--- Start Records for this exercise ---

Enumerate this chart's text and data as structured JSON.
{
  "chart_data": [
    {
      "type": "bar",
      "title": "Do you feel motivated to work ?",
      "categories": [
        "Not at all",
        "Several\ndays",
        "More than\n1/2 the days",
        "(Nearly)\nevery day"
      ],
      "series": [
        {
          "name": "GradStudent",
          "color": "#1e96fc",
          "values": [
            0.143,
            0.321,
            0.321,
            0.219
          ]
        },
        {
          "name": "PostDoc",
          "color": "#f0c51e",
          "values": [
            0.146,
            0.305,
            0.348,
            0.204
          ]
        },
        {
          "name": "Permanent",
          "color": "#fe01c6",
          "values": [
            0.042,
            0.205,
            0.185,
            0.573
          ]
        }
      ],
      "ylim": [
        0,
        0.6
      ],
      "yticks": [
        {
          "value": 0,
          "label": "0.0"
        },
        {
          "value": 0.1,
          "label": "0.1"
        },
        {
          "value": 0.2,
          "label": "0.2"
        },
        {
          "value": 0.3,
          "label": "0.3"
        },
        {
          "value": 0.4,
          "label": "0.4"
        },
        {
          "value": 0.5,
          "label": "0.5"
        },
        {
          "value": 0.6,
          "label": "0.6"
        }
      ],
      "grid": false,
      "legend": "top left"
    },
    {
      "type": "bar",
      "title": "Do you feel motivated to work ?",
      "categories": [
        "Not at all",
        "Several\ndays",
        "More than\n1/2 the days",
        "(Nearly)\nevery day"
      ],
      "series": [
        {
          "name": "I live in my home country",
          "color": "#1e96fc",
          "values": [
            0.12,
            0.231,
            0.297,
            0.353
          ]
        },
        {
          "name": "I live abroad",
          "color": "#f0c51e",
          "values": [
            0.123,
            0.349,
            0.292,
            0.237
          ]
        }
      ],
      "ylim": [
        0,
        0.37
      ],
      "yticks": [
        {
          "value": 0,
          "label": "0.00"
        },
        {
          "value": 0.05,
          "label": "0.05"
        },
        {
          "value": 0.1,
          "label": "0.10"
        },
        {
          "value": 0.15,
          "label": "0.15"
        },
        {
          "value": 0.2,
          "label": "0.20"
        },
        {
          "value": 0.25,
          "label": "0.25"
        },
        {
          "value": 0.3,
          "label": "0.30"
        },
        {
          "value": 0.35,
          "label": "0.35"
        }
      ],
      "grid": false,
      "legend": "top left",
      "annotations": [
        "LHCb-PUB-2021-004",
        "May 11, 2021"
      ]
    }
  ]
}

--- End Records for this exercise ---

- Given exercise -
Reproduce the full listing above, character for character.

- Solution to this problem -
Enumerate this chart's text and data as structured JSON.
{
  "chart_data": [
    {
      "type": "bar",
      "title": "Do you feel motivated to work ?",
      "categories": [
        "Not at all",
        "Several\ndays",
        "More than\n1/2 the days",
        "(Nearly)\nevery day"
      ],
      "series": [
        {
          "name": "GradStudent",
          "color": "#1e96fc",
          "values": [
            0.143,
            0.321,
            0.321,
            0.219
          ]
        },
        {
          "name": "PostDoc",
          "color": "#f0c51e",
          "values": [
            0.146,
            0.305,
            0.348,
            0.204
          ]
        },
        {
          "name": "Permanent",
          "color": "#fe01c6",
          "values": [
            0.042,
            0.205,
            0.185,
            0.573
          ]
        }
      ],
      "ylim": [
        0,
        0.6
      ],
      "yticks": [
        {
          "value": 0,
          "label": "0.0"
        },
        {
          "value": 0.1,
          "label": "0.1"
        },
        {
          "value": 0.2,
          "label": "0.2"
        },
        {
          "value": 0.3,
          "label": "0.3"
        },
        {
          "value": 0.4,
          "label": "0.4"
        },
        {
          "value": 0.5,
          "label": "0.5"
        },
        {
          "value": 0.6,
          "label": "0.6"
        }
      ],
      "grid": false,
      "legend": "top left"
    },
    {
      "type": "bar",
      "title": "Do you feel motivated to work ?",
      "categories": [
        "Not at all",
        "Several\ndays",
        "More than\n1/2 the days",
        "(Nearly)\nevery day"
      ],
      "series": [
        {
          "name": "I live in my home country",
          "color": "#1e96fc",
          "values": [
            0.12,
            0.231,
            0.297,
            0.353
          ]
        },
        {
          "name": "I live abroad",
          "color": "#f0c51e",
          "values": [
            0.123,
            0.349,
            0.292,
            0.237
          ]
        }
      ],
      "ylim": [
        0,
        0.37
      ],
      "yticks": [
        {
          "value": 0,
          "label": "0.00"
        },
        {
          "value": 0.05,
          "label": "0.05"
        },
        {
          "value": 0.1,
          "label": "0.10"
        },
        {
          "value": 0.15,
          "label": "0.15"
        },
        {
          "value": 0.2,
          "label": "0.20"
        },
        {
          "value": 0.25,
          "label": "0.25"
        },
        {
          "value": 0.3,
          "label": "0.30"
        },
        {
          "value": 0.35,
          "label": "0.35"
        }
      ],
      "grid": false,
      "legend": "top left",
      "annotations": [
        "LHCb-PUB-2021-004",
        "May 11, 2021"
      ]
    }
  ]
}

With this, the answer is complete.